__Information given__
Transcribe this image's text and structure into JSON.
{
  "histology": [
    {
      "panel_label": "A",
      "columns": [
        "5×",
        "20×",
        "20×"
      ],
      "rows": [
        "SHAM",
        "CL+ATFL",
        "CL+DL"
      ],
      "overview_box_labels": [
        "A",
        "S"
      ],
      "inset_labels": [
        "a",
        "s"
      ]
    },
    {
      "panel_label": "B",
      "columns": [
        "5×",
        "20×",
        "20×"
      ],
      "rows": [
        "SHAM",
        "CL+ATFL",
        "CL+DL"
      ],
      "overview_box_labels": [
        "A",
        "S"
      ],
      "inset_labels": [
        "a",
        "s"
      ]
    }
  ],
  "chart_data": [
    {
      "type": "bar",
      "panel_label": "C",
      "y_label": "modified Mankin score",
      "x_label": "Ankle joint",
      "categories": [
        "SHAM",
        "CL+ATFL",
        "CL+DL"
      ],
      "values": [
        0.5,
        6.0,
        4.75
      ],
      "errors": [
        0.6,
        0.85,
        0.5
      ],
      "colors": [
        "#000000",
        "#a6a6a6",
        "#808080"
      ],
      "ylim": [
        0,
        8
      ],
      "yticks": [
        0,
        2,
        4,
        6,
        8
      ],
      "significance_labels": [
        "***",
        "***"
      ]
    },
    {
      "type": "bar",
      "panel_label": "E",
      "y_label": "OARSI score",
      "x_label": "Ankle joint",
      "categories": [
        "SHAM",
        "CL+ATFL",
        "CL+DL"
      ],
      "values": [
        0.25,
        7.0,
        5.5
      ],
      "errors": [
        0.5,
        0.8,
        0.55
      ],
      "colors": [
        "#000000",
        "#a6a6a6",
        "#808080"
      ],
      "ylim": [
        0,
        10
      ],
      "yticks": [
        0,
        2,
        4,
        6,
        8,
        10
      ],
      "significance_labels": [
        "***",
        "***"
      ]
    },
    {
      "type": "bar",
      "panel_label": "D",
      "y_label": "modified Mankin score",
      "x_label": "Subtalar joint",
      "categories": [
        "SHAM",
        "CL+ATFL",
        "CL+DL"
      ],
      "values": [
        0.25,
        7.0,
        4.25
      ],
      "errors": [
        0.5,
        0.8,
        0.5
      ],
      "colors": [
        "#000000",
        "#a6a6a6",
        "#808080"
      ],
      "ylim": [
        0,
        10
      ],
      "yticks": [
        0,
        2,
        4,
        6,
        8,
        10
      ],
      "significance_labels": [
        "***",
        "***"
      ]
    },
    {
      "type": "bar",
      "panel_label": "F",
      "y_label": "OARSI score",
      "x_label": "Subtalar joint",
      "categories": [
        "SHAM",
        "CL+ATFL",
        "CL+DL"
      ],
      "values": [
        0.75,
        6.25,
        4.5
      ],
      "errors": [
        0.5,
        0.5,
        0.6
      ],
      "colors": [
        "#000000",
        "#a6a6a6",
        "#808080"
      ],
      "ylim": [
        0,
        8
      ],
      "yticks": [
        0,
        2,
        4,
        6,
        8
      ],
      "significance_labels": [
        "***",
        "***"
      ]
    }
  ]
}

* * *

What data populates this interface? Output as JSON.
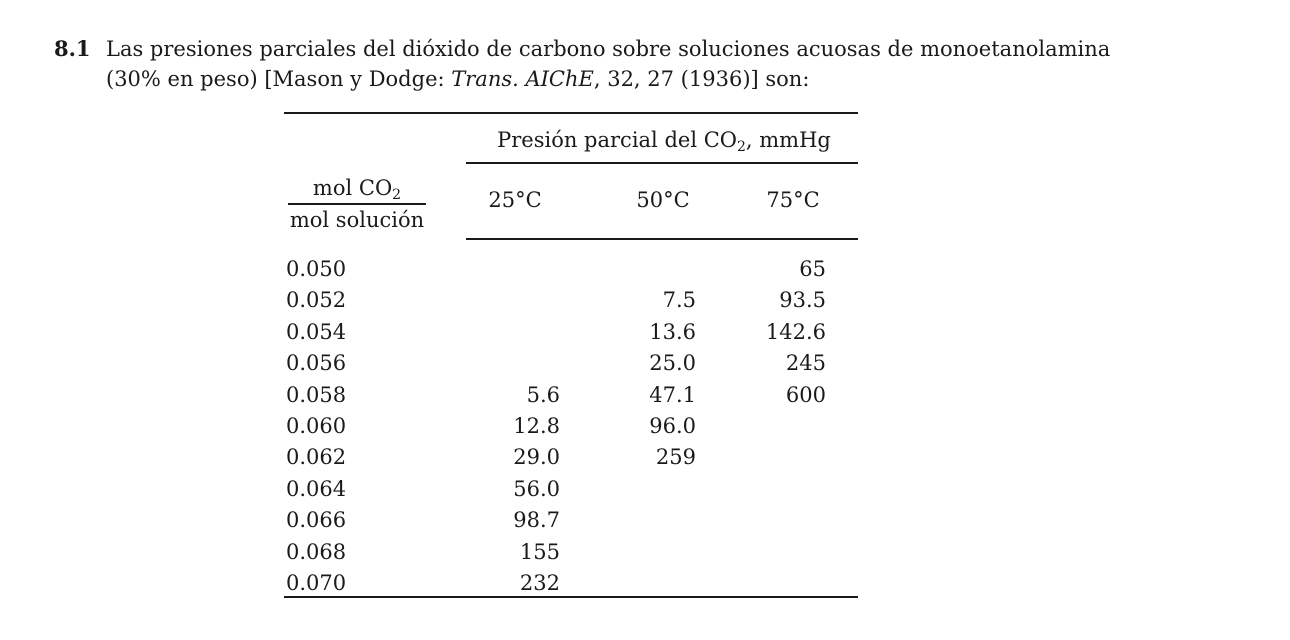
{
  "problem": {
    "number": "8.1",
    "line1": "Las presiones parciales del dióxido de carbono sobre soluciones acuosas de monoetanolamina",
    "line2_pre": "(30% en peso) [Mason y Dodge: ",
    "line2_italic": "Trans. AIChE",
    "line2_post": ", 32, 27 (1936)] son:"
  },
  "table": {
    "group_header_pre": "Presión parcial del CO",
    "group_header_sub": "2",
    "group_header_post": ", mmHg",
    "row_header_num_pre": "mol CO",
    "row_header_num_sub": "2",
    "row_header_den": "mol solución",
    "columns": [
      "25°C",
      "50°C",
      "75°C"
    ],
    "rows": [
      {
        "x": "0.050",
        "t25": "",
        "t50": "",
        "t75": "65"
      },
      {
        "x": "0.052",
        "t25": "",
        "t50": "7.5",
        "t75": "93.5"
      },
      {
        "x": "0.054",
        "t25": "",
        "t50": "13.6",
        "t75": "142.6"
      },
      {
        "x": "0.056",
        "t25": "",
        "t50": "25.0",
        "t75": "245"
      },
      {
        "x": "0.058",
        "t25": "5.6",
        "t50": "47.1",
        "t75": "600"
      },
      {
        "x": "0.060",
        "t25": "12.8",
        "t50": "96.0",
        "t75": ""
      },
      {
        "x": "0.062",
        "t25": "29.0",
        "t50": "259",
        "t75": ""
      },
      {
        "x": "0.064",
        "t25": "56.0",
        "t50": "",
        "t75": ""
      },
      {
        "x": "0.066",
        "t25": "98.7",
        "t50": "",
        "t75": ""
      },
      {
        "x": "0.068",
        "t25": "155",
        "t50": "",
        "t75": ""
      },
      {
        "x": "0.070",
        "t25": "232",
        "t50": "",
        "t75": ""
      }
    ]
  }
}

__Task directions__
Gather every line from the listing above in which "this" appears, and copy those lines.

__Problem solution__
Transcribe this image's text and structure into JSON.
What data populates this interface? Output as JSON.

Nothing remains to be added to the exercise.